(Stored data)
──────────────────────────────

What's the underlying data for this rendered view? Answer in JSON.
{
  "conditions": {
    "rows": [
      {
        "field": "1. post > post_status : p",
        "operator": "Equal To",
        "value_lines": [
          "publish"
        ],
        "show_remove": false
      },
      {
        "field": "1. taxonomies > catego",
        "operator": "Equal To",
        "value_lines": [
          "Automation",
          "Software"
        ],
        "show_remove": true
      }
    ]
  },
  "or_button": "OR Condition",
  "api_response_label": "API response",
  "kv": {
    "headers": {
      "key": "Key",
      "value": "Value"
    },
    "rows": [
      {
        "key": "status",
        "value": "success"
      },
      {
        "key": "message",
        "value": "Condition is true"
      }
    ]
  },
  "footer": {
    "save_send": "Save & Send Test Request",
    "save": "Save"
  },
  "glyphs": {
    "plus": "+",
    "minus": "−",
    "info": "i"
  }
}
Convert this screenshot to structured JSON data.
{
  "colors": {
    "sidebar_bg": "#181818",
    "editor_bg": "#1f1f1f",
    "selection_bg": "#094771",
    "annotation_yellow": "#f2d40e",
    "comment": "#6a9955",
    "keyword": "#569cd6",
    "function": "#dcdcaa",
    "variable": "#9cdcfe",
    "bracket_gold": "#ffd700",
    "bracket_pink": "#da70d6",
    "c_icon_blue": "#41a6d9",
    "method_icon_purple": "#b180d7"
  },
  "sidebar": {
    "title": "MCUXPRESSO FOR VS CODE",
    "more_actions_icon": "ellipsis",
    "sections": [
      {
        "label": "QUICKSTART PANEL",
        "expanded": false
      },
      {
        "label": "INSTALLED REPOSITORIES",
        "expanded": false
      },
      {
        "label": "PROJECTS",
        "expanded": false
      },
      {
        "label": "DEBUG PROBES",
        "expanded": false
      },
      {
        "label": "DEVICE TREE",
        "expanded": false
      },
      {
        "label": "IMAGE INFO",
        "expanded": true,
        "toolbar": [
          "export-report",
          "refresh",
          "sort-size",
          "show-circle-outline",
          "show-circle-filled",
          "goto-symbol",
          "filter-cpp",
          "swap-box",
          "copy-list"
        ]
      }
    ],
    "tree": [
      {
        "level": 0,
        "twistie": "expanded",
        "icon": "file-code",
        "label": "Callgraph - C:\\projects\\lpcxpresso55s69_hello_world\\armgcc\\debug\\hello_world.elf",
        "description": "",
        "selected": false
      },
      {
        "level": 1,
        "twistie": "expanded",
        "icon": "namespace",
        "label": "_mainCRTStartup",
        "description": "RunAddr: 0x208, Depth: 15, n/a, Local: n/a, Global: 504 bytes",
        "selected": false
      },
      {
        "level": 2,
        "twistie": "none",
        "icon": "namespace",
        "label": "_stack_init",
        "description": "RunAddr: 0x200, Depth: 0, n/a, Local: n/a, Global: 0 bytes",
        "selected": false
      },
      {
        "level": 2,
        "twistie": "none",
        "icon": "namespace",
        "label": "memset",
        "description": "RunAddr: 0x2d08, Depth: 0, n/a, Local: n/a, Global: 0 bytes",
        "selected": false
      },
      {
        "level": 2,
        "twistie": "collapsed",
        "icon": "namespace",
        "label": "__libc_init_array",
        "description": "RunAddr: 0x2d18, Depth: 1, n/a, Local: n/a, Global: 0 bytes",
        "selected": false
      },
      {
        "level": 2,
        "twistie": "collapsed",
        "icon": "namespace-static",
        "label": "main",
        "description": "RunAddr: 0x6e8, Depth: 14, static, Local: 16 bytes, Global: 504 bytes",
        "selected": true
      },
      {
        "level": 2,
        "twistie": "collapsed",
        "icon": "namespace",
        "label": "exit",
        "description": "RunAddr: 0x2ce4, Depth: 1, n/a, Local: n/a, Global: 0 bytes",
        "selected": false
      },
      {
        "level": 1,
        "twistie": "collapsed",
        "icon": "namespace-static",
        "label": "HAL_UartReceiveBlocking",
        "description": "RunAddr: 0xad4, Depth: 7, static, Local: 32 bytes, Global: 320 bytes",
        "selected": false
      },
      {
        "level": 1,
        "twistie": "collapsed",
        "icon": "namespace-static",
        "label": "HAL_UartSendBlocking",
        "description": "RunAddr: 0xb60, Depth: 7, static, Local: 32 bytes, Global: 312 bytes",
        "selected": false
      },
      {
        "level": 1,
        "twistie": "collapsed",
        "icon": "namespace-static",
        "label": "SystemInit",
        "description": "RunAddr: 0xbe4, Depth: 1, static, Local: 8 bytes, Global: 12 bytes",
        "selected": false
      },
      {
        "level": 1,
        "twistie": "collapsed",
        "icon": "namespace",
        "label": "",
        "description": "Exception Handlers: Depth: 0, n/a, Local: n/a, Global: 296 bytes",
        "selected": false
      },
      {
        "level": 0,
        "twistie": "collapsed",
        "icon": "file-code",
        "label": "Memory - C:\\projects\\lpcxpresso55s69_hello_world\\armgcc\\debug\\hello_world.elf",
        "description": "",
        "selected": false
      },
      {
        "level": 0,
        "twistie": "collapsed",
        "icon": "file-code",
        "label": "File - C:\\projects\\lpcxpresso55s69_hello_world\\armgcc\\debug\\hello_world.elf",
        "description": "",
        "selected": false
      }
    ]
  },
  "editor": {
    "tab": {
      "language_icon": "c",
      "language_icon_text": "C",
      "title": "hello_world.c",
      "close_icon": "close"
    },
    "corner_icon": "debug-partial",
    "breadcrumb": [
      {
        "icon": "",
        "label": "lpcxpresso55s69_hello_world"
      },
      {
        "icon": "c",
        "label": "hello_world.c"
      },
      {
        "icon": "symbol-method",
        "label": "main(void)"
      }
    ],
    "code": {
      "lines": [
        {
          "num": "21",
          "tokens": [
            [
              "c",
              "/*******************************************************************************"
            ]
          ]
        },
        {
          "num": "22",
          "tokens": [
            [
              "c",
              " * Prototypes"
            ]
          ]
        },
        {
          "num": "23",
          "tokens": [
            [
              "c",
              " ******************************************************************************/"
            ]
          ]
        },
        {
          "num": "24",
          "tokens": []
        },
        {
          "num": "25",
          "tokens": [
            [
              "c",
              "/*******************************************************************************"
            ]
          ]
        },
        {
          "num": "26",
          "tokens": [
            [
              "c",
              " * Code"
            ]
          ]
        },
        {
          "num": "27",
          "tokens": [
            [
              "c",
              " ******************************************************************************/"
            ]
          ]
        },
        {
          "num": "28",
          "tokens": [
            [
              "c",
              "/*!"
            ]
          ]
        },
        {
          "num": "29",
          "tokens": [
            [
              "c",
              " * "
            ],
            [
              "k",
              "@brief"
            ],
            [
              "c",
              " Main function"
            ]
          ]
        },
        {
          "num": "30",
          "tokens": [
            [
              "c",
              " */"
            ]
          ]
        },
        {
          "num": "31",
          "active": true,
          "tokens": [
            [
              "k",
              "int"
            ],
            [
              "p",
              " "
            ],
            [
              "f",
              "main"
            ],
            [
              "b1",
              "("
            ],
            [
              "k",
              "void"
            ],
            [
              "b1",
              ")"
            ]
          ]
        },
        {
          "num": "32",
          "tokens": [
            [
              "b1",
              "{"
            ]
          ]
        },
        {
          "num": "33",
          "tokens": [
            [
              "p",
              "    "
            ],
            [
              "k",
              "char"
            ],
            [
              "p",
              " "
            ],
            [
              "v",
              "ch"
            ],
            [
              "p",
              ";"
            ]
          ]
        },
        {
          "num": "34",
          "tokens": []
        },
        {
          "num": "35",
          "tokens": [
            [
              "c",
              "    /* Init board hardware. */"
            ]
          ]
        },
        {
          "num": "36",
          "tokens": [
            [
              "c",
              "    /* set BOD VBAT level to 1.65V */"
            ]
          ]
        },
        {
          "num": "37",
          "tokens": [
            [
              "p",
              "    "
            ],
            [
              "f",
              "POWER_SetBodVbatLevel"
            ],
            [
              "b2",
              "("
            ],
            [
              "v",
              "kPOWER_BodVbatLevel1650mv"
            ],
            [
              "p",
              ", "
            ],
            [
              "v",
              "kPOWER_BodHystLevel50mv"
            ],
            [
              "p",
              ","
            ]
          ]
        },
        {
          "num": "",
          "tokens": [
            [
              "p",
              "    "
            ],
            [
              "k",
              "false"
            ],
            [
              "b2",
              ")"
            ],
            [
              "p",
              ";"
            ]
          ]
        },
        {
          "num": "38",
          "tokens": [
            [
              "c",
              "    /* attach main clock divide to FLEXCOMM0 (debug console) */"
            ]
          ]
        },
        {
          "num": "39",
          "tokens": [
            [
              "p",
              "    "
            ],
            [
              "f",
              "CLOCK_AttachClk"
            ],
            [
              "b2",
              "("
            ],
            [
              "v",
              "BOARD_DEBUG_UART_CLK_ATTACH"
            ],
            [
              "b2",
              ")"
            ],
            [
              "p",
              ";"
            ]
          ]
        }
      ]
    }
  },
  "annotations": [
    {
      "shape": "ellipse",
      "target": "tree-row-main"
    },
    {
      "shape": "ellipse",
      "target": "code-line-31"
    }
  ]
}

──────────────────────────────

Search the entries for "field" and copy out each line that has it.

--- Exercise result ---
        "field": "1. post > post_status : p",
        "field": "1. taxonomies > catego",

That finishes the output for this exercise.